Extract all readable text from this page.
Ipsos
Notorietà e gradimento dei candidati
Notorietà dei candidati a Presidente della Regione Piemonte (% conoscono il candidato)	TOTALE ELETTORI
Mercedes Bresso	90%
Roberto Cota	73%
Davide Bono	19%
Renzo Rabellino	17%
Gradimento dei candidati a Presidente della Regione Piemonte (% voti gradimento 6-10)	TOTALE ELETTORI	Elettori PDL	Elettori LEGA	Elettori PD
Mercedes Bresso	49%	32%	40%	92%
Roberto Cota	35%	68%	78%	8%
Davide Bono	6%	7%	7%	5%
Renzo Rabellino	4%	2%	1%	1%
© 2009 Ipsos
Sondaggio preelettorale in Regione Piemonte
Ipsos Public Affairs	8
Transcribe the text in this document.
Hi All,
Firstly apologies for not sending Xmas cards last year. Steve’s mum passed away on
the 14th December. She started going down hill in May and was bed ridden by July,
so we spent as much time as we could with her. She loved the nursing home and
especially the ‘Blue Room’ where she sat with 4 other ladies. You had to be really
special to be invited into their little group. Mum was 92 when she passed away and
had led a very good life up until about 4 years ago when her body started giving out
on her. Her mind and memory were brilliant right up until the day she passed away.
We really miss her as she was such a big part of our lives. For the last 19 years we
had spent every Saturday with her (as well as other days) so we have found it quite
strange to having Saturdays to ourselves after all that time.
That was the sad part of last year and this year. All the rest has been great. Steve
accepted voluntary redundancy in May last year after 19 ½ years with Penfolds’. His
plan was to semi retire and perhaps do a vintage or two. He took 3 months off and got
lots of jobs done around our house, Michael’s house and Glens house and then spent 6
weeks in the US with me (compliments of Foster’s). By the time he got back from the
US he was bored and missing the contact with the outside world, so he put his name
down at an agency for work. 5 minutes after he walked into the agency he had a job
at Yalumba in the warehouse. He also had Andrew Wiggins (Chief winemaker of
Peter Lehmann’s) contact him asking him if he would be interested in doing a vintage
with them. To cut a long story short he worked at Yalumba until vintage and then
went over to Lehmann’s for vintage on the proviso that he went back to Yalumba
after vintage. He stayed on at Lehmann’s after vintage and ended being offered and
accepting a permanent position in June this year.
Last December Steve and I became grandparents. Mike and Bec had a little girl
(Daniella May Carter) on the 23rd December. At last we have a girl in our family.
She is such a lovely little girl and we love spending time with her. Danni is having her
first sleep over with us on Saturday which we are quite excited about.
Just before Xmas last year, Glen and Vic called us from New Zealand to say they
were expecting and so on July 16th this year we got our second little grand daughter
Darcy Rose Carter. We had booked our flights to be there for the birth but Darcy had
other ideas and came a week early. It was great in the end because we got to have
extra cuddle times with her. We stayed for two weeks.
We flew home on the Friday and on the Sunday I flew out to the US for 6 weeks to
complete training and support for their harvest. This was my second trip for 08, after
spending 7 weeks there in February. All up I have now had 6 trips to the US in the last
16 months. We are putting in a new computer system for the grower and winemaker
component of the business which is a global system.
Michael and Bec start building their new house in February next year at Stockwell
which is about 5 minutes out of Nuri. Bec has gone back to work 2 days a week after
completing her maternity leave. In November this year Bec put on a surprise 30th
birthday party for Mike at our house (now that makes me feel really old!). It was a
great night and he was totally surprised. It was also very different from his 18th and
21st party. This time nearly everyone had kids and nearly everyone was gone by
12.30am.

+ + + + + + +

Find all lines holding the string "system" and copy them.

FULL SOLUTION:
16 months. We are putting in a new computer system for the grower and winemaker
component of the business which is a global system.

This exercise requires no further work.